- **JOB**
Give the records back in full, exactly as they read.

- **EXTRACTED RECORDS**
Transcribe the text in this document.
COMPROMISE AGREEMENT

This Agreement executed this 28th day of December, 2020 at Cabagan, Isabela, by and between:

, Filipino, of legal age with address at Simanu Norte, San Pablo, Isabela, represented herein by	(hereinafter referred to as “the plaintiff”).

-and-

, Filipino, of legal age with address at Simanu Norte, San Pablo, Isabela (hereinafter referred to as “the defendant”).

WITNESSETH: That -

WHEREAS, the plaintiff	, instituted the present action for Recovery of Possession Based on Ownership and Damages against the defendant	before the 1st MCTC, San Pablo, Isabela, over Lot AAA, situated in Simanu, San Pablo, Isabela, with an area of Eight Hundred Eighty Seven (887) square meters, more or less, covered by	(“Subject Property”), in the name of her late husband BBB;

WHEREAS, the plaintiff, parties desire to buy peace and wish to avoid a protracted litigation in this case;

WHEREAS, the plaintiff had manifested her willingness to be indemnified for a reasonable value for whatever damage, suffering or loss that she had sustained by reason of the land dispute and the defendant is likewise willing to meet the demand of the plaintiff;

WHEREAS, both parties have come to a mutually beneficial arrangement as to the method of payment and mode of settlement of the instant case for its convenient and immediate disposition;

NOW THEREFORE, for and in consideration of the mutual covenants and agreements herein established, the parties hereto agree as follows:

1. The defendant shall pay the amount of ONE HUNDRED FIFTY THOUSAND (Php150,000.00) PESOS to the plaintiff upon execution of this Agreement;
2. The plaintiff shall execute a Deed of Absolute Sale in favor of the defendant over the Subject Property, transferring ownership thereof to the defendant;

- **SOLUTION FOR THIS EXERCISE**
Transcribe the text in this document.
COMPROMISE AGREEMENT

This Agreement executed this 28th day of December, 2020 at Cabagan, Isabela, by and between:

, Filipino, of legal age with address at Simanu Norte, San Pablo, Isabela, represented herein by	(hereinafter referred to as “the plaintiff”).

-and-

, Filipino, of legal age with address at Simanu Norte, San Pablo, Isabela (hereinafter referred to as “the defendant”).

WITNESSETH: That -

WHEREAS, the plaintiff	, instituted the present action for Recovery of Possession Based on Ownership and Damages against the defendant	before the 1st MCTC, San Pablo, Isabela, over Lot AAA, situated in Simanu, San Pablo, Isabela, with an area of Eight Hundred Eighty Seven (887) square meters, more or less, covered by	(“Subject Property”), in the name of her late husband BBB;

WHEREAS, the plaintiff, parties desire to buy peace and wish to avoid a protracted litigation in this case;

WHEREAS, the plaintiff had manifested her willingness to be indemnified for a reasonable value for whatever damage, suffering or loss that she had sustained by reason of the land dispute and the defendant is likewise willing to meet the demand of the plaintiff;

WHEREAS, both parties have come to a mutually beneficial arrangement as to the method of payment and mode of settlement of the instant case for its convenient and immediate disposition;

NOW THEREFORE, for and in consideration of the mutual covenants and agreements herein established, the parties hereto agree as follows:

1. The defendant shall pay the amount of ONE HUNDRED FIFTY THOUSAND (Php150,000.00) PESOS to the plaintiff upon execution of this Agreement;
2. The plaintiff shall execute a Deed of Absolute Sale in favor of the defendant over the Subject Property, transferring ownership thereof to the defendant;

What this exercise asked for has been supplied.